── Records for processing

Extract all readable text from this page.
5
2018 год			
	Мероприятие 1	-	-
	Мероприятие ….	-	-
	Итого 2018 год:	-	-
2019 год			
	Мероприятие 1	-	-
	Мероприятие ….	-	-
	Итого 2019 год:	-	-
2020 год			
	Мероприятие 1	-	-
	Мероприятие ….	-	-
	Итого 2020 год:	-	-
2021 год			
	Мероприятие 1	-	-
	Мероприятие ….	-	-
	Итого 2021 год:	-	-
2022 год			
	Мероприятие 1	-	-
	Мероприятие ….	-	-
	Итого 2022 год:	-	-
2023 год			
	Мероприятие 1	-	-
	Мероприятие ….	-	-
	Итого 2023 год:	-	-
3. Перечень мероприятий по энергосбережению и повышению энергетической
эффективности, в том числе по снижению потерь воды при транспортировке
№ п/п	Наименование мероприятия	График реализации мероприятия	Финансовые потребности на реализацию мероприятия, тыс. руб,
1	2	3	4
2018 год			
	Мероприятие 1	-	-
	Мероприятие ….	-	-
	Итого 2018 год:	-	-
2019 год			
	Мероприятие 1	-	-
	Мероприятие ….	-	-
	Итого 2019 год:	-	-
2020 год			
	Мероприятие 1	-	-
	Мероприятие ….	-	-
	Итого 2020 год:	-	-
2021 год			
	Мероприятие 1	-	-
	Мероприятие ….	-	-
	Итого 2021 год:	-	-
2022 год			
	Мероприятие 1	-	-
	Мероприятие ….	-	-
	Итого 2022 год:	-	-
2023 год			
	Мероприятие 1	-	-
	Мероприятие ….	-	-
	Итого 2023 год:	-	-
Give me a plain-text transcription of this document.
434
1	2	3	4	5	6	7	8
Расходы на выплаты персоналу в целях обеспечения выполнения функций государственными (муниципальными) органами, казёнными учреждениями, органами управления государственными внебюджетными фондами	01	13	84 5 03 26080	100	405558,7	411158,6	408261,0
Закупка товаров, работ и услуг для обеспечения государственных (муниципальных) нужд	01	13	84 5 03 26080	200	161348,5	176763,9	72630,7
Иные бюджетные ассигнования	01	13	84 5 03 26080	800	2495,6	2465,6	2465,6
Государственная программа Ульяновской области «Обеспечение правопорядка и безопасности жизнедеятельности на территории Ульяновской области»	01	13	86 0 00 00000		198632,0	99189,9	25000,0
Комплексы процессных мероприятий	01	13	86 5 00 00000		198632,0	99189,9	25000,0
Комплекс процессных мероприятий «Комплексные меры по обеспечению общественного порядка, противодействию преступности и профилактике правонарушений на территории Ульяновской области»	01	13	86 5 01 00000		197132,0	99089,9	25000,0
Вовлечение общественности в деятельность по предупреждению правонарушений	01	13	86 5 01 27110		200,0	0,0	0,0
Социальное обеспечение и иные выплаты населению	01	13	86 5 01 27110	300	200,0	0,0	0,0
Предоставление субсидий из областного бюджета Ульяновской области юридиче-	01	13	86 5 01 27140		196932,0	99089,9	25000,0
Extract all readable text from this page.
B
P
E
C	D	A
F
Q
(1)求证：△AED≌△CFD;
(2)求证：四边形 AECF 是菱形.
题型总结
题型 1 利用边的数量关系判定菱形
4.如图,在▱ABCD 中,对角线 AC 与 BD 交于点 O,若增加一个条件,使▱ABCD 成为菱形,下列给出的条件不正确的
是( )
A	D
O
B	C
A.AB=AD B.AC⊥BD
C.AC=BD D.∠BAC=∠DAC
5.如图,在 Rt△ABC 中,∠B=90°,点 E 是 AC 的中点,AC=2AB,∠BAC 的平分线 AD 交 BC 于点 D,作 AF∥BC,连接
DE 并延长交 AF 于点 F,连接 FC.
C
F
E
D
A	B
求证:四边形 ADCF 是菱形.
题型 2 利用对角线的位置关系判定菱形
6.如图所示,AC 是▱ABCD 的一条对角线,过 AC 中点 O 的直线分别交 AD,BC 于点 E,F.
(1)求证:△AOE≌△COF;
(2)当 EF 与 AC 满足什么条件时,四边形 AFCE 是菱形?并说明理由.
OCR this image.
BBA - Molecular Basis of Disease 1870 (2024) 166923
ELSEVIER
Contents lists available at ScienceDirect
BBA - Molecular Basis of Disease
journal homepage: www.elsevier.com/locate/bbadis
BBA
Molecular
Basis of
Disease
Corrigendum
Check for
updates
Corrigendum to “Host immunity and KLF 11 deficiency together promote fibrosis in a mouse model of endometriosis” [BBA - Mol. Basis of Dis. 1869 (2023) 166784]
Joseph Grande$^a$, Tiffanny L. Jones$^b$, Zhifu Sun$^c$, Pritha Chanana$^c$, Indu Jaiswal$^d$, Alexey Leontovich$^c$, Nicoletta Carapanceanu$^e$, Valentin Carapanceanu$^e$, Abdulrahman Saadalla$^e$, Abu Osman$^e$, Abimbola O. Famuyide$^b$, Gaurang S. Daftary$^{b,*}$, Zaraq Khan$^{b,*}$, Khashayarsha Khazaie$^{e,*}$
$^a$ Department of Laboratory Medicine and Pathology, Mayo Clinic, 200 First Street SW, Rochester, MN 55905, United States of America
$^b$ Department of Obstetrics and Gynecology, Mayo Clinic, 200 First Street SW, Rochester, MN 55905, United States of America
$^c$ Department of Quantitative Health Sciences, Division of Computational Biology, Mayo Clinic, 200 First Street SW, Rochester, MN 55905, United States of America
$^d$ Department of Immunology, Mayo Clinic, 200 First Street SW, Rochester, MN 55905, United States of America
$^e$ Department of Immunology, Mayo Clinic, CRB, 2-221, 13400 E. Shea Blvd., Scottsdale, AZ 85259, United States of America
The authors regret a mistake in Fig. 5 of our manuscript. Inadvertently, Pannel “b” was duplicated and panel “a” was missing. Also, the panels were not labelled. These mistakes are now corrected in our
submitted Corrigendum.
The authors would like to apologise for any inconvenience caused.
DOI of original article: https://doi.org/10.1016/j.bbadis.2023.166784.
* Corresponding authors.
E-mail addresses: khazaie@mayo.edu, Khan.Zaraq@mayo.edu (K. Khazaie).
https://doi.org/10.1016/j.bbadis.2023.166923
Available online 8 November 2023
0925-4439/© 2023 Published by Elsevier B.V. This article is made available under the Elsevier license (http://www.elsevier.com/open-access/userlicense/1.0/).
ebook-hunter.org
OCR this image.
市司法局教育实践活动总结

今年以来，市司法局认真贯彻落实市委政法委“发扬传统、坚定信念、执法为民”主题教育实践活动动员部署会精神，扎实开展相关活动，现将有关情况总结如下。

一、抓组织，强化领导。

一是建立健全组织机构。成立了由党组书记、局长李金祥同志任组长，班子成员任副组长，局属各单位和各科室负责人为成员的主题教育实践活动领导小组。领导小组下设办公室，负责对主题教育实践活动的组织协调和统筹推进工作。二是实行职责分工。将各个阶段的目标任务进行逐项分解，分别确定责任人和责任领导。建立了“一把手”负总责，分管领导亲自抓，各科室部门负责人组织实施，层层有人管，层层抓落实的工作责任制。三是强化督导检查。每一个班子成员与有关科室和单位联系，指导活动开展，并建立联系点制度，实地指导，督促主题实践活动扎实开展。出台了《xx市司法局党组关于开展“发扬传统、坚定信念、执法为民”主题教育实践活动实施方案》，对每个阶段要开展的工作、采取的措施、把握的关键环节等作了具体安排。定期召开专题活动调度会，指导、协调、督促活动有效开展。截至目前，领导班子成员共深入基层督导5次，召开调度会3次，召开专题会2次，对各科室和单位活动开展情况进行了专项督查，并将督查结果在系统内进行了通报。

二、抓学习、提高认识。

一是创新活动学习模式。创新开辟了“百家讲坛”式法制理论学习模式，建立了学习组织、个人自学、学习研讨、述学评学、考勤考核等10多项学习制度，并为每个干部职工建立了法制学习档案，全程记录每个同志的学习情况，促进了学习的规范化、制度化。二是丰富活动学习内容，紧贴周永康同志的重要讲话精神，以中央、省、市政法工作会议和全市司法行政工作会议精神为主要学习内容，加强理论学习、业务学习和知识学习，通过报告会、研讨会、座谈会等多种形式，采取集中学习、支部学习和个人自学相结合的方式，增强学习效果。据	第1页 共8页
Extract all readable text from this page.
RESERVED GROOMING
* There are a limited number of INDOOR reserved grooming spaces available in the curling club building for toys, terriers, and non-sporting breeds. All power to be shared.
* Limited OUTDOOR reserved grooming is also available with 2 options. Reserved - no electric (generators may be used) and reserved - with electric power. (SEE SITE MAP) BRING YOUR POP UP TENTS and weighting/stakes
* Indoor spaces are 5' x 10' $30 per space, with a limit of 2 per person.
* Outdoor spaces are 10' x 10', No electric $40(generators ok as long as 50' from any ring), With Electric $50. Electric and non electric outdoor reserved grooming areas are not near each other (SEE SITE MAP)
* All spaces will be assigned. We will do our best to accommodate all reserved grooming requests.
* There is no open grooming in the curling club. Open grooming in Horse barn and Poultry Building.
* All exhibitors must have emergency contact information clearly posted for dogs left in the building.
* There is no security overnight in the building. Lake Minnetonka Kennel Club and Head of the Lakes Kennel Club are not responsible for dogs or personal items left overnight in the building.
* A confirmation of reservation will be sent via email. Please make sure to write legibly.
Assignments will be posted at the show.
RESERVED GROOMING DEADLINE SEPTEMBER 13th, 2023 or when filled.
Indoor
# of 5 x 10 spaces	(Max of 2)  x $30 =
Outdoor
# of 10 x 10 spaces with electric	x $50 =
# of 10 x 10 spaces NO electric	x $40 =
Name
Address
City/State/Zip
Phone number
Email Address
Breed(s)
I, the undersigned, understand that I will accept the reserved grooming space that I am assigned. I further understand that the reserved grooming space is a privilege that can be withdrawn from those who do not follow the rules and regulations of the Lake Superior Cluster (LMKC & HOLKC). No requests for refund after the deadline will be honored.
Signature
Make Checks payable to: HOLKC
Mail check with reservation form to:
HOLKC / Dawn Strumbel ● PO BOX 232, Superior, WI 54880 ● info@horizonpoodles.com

────

* Task directions *
Pull out all lines of the data with the string "Basis".

* Answer for this exercise *
BBA - Molecular Basis of Disease 1870 (2024) 166923
BBA - Molecular Basis of Disease
Basis of
Corrigendum to “Host immunity and KLF 11 deficiency together promote fibrosis in a mouse model of endometriosis” [BBA - Mol. Basis of Dis. 1869 (2023) 166784]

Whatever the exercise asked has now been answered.